→ What the task asks
Extract the records below word for word and ignore the images.

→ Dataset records

______

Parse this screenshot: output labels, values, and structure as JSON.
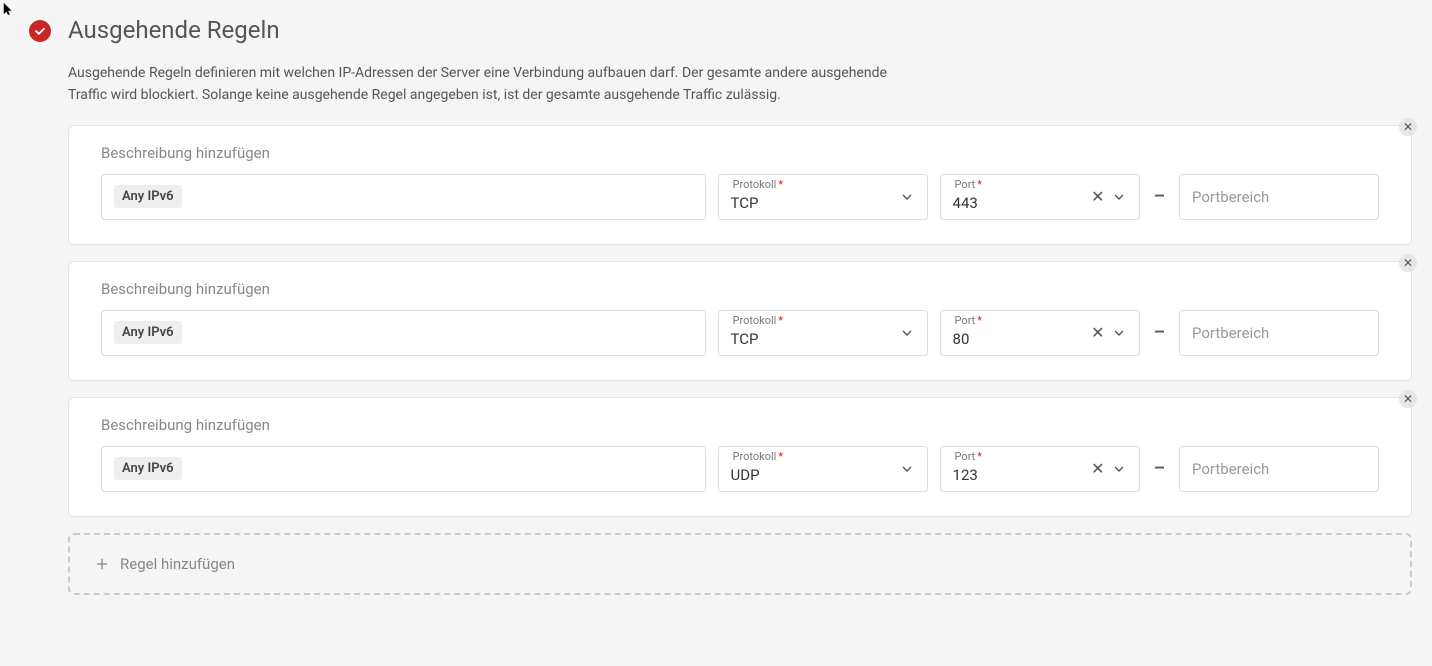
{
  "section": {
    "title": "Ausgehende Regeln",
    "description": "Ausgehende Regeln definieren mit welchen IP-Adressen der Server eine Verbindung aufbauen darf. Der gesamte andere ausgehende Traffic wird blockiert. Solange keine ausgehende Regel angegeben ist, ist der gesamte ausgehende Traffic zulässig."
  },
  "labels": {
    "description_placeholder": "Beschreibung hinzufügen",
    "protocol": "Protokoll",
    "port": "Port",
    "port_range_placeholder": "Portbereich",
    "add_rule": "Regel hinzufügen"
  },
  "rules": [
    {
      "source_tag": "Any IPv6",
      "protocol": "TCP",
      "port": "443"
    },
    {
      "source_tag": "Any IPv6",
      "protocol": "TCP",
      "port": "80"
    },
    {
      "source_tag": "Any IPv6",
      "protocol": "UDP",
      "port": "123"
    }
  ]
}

______

→ Solution to the problem
Parse this screenshot: output labels, values, and structure as JSON.
{
  "section": {
    "title": "Ausgehende Regeln",
    "description": "Ausgehende Regeln definieren mit welchen IP-Adressen der Server eine Verbindung aufbauen darf. Der gesamte andere ausgehende Traffic wird blockiert. Solange keine ausgehende Regel angegeben ist, ist der gesamte ausgehende Traffic zulässig."
  },
  "labels": {
    "description_placeholder": "Beschreibung hinzufügen",
    "protocol": "Protokoll",
    "port": "Port",
    "port_range_placeholder": "Portbereich",
    "add_rule": "Regel hinzufügen"
  },
  "rules": [
    {
      "source_tag": "Any IPv6",
      "protocol": "TCP",
      "port": "443"
    },
    {
      "source_tag": "Any IPv6",
      "protocol": "TCP",
      "port": "80"
    },
    {
      "source_tag": "Any IPv6",
      "protocol": "UDP",
      "port": "123"
    }
  ]
}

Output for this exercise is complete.